### SUPPLIED DATA

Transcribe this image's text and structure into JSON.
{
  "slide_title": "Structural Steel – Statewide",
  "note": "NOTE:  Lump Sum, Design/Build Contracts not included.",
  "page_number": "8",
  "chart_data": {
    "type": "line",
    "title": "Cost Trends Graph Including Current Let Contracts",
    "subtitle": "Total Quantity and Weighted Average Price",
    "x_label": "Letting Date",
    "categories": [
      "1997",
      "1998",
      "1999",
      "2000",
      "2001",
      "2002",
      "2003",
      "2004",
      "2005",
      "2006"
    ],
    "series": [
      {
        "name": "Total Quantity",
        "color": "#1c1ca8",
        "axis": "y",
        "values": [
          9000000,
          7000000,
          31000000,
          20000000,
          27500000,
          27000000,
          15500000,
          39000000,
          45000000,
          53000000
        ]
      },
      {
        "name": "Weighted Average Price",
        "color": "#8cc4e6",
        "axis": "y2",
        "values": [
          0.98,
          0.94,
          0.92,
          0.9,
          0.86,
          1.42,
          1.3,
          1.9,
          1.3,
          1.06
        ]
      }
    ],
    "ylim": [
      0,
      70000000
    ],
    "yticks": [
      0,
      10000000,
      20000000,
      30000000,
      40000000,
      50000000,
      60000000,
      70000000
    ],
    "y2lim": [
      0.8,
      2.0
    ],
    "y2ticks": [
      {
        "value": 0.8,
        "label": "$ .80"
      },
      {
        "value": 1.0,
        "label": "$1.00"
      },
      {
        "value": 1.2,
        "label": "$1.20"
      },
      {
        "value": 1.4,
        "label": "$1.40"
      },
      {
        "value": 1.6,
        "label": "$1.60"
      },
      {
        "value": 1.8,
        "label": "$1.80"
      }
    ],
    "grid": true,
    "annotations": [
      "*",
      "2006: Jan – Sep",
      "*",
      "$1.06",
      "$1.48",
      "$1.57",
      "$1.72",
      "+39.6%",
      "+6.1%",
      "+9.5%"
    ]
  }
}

### REQUIRED TASK
Working from the material above, retype it in its entirety without change.

### CORRECT RESPONSE
Transcribe this image's text and structure into JSON.
{
  "slide_title": "Structural Steel – Statewide",
  "note": "NOTE:  Lump Sum, Design/Build Contracts not included.",
  "page_number": "8",
  "chart_data": {
    "type": "line",
    "title": "Cost Trends Graph Including Current Let Contracts",
    "subtitle": "Total Quantity and Weighted Average Price",
    "x_label": "Letting Date",
    "categories": [
      "1997",
      "1998",
      "1999",
      "2000",
      "2001",
      "2002",
      "2003",
      "2004",
      "2005",
      "2006"
    ],
    "series": [
      {
        "name": "Total Quantity",
        "color": "#1c1ca8",
        "axis": "y",
        "values": [
          9000000,
          7000000,
          31000000,
          20000000,
          27500000,
          27000000,
          15500000,
          39000000,
          45000000,
          53000000
        ]
      },
      {
        "name": "Weighted Average Price",
        "color": "#8cc4e6",
        "axis": "y2",
        "values": [
          0.98,
          0.94,
          0.92,
          0.9,
          0.86,
          1.42,
          1.3,
          1.9,
          1.3,
          1.06
        ]
      }
    ],
    "ylim": [
      0,
      70000000
    ],
    "yticks": [
      0,
      10000000,
      20000000,
      30000000,
      40000000,
      50000000,
      60000000,
      70000000
    ],
    "y2lim": [
      0.8,
      2.0
    ],
    "y2ticks": [
      {
        "value": 0.8,
        "label": "$ .80"
      },
      {
        "value": 1.0,
        "label": "$1.00"
      },
      {
        "value": 1.2,
        "label": "$1.20"
      },
      {
        "value": 1.4,
        "label": "$1.40"
      },
      {
        "value": 1.6,
        "label": "$1.60"
      },
      {
        "value": 1.8,
        "label": "$1.80"
      }
    ],
    "grid": true,
    "annotations": [
      "*",
      "2006: Jan – Sep",
      "*",
      "$1.06",
      "$1.48",
      "$1.57",
      "$1.72",
      "+39.6%",
      "+6.1%",
      "+9.5%"
    ]
  }
}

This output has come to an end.